Instruction: Reproduce each line of the material below without any changes.

— START Material supplied —

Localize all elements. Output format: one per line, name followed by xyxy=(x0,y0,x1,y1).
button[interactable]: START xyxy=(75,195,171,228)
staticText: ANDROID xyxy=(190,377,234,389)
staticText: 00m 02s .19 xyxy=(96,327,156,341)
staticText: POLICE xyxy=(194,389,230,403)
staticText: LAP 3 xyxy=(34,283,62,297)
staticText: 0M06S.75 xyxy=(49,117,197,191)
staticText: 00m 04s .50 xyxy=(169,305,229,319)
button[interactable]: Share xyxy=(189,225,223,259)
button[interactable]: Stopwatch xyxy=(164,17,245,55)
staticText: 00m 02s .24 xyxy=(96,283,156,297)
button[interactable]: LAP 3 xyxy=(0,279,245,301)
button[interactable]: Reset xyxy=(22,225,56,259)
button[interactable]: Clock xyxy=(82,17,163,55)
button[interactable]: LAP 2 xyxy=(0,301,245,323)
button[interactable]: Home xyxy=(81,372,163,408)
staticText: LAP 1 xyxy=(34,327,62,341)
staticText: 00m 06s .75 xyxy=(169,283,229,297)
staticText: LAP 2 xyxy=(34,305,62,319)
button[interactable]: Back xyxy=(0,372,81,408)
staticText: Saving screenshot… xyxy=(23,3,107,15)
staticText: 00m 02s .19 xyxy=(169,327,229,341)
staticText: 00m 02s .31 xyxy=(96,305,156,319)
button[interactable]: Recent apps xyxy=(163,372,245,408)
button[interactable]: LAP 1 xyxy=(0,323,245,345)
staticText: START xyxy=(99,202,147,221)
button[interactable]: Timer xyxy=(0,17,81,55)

— END Material supplied —

Exercise response:
Localize all elements. Output format: one per line, name followed by xyxy=(x0,y0,x1,y1).
button[interactable]: START xyxy=(75,195,171,228)
staticText: ANDROID xyxy=(190,377,234,389)
staticText: 00m 02s .19 xyxy=(96,327,156,341)
staticText: POLICE xyxy=(194,389,230,403)
staticText: LAP 3 xyxy=(34,283,62,297)
staticText: 0M06S.75 xyxy=(49,117,197,191)
staticText: 00m 04s .50 xyxy=(169,305,229,319)
button[interactable]: Share xyxy=(189,225,223,259)
button[interactable]: Stopwatch xyxy=(164,17,245,55)
staticText: 00m 02s .24 xyxy=(96,283,156,297)
button[interactable]: LAP 3 xyxy=(0,279,245,301)
button[interactable]: Reset xyxy=(22,225,56,259)
button[interactable]: Clock xyxy=(82,17,163,55)
button[interactable]: LAP 2 xyxy=(0,301,245,323)
button[interactable]: Home xyxy=(81,372,163,408)
staticText: LAP 1 xyxy=(34,327,62,341)
staticText: 00m 06s .75 xyxy=(169,283,229,297)
staticText: LAP 2 xyxy=(34,305,62,319)
button[interactable]: Back xyxy=(0,372,81,408)
staticText: Saving screenshot… xyxy=(23,3,107,15)
staticText: 00m 02s .19 xyxy=(169,327,229,341)
staticText: 00m 02s .31 xyxy=(96,305,156,319)
button[interactable]: Recent apps xyxy=(163,372,245,408)
button[interactable]: LAP 1 xyxy=(0,323,245,345)
staticText: START xyxy=(99,202,147,221)
button[interactable]: Timer xyxy=(0,17,81,55)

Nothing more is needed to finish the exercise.